Task brief: Select, from the data, each line where "deployment" occurs.

[Start of section]

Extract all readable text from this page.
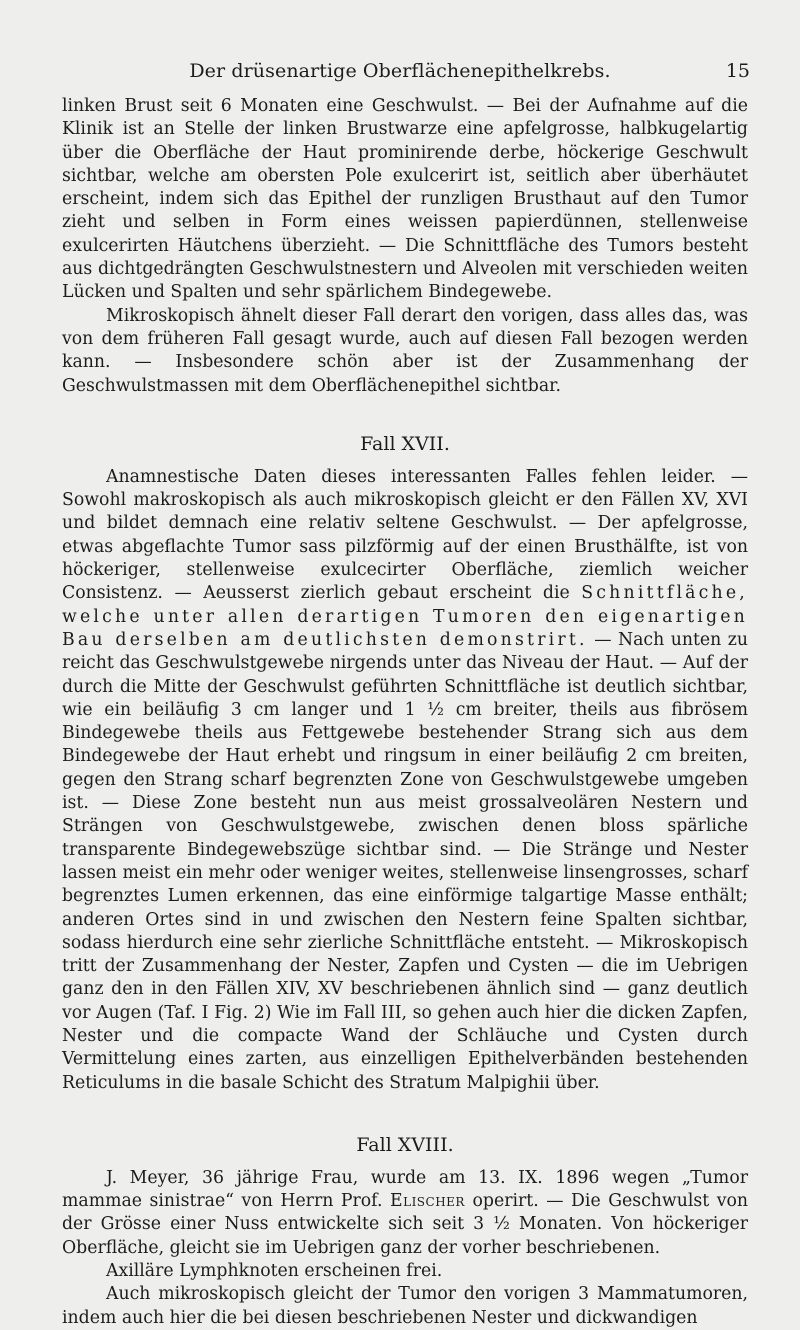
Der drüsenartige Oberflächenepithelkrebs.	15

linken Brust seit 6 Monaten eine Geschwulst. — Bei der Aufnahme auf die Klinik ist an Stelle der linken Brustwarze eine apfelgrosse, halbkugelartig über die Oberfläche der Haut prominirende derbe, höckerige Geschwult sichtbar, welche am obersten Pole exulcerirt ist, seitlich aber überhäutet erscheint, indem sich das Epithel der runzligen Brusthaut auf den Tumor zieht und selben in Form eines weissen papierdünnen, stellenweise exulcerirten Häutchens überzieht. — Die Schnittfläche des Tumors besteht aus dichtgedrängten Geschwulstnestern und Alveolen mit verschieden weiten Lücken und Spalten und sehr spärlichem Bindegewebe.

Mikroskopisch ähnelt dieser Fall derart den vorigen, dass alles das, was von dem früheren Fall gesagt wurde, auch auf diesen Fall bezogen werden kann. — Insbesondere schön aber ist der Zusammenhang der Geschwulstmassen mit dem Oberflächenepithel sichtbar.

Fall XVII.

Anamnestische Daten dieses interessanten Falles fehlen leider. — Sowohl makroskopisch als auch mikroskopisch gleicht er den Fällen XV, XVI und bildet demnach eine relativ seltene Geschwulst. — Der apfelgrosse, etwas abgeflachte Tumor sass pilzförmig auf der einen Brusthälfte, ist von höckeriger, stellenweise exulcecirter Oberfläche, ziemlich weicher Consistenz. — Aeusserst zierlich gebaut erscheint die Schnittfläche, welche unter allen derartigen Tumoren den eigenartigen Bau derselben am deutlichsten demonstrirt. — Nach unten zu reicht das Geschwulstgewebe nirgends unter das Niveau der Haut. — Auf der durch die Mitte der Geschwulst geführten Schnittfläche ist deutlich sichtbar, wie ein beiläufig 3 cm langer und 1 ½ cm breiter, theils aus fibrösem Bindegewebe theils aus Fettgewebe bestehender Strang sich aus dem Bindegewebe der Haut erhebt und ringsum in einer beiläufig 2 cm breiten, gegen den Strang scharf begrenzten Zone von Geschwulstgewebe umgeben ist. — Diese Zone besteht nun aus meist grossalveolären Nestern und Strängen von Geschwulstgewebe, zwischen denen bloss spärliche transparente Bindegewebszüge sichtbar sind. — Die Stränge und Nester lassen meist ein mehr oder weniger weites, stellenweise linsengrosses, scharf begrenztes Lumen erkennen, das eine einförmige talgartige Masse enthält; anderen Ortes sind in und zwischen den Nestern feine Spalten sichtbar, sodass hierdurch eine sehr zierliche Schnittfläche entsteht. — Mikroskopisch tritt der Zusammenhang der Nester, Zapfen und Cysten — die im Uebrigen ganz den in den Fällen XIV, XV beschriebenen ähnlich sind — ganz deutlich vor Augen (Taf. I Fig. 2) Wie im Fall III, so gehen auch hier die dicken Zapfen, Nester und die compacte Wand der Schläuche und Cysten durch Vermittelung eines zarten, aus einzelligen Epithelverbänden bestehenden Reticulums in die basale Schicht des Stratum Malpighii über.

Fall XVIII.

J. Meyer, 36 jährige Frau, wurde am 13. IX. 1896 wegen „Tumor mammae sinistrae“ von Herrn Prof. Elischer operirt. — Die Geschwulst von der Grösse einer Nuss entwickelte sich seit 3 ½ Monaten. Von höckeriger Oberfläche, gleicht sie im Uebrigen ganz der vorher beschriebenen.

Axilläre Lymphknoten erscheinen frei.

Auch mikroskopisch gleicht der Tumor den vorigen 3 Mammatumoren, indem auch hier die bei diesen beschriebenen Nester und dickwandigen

[End of section]
[Start of section]

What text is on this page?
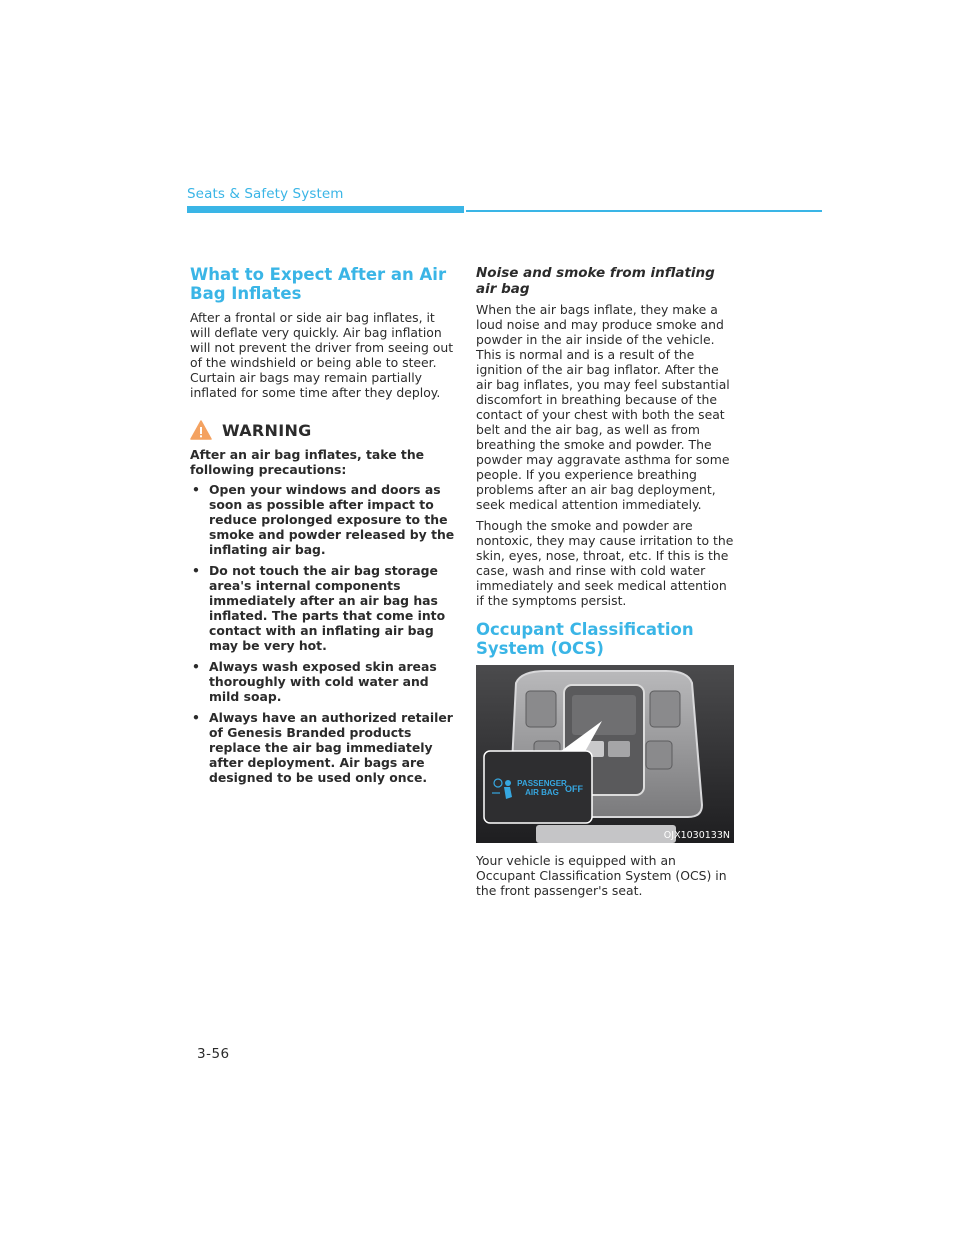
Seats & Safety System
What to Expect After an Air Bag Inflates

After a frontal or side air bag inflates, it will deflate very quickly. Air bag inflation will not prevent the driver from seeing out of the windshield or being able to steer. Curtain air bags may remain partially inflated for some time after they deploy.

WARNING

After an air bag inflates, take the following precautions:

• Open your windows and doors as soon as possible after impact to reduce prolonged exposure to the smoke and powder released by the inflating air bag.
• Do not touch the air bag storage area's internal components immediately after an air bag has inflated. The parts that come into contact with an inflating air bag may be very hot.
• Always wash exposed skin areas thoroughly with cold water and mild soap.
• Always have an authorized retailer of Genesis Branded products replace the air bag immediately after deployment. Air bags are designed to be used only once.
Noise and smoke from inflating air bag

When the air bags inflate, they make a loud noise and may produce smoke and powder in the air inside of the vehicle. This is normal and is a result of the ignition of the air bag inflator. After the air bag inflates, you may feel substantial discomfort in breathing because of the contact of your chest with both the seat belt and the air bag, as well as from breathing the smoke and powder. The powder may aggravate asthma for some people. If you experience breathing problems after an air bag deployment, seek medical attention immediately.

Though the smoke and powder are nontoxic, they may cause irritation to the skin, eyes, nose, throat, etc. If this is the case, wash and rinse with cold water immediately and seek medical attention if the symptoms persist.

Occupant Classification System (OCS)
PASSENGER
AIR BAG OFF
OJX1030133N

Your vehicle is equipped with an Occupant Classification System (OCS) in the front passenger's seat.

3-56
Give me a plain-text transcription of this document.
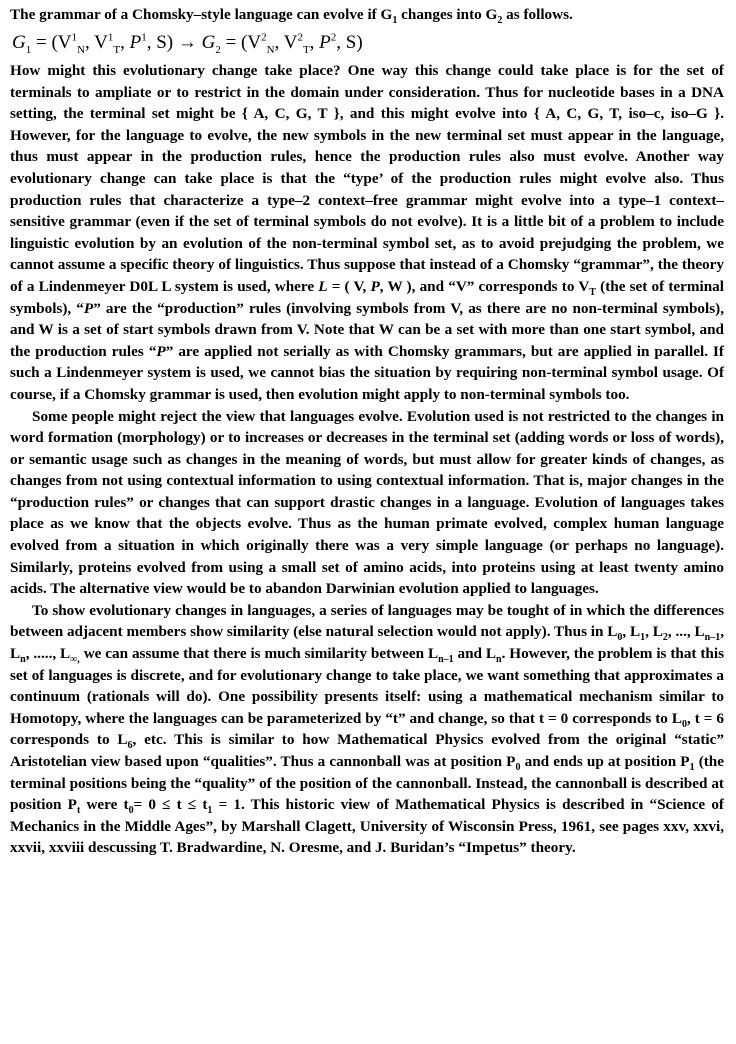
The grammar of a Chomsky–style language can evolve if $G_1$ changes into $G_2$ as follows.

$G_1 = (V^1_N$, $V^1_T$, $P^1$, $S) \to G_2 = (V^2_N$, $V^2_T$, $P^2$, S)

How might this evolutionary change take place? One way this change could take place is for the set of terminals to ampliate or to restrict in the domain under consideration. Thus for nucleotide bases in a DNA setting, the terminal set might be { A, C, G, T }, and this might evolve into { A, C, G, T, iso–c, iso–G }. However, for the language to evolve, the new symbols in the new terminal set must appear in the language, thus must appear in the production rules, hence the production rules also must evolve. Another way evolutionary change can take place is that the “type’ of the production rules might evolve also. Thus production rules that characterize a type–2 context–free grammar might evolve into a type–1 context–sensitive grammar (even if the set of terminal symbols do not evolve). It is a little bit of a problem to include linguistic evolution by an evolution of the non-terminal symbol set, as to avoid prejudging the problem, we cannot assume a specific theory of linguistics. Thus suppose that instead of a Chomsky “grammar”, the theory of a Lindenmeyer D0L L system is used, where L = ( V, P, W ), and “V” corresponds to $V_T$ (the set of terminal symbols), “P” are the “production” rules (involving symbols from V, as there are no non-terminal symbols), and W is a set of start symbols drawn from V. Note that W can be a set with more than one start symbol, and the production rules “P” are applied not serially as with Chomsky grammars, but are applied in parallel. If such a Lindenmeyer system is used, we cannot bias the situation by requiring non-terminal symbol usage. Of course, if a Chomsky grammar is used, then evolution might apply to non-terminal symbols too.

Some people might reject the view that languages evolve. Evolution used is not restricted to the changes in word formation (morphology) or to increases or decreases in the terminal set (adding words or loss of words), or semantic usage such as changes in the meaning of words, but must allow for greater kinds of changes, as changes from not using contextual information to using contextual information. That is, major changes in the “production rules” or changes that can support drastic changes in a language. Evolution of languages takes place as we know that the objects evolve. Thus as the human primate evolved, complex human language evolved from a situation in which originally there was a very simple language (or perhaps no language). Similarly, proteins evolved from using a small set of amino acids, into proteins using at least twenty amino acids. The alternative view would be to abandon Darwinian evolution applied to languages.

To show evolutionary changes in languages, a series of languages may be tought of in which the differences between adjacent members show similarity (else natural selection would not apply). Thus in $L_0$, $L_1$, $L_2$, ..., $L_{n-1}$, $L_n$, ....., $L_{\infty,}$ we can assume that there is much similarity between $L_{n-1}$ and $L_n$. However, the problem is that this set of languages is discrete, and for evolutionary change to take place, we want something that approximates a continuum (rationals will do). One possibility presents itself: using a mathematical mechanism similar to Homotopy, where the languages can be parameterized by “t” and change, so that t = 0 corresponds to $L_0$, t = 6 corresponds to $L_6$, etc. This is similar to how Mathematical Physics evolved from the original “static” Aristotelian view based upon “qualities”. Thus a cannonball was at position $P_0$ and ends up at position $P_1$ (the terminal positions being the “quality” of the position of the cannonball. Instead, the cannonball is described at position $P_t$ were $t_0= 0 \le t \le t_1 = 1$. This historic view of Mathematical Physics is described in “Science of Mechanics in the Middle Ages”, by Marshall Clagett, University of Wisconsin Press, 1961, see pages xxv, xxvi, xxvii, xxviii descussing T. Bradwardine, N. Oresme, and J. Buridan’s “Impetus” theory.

[End of section]

Written reply:
• Always have an authorized retailer of Genesis Branded products replace the air bag immediately after deployment. Air bags are designed to be used only once.
When the air bags inflate, they make a loud noise and may produce smoke and powder in the air inside of the vehicle. This is normal and is a result of the ignition of the air bag inflator. After the air bag inflates, you may feel substantial discomfort in breathing because of the contact of your chest with both the seat belt and the air bag, as well as from breathing the smoke and powder. The powder may aggravate asthma for some people. If you experience breathing problems after an air bag deployment, seek medical attention immediately.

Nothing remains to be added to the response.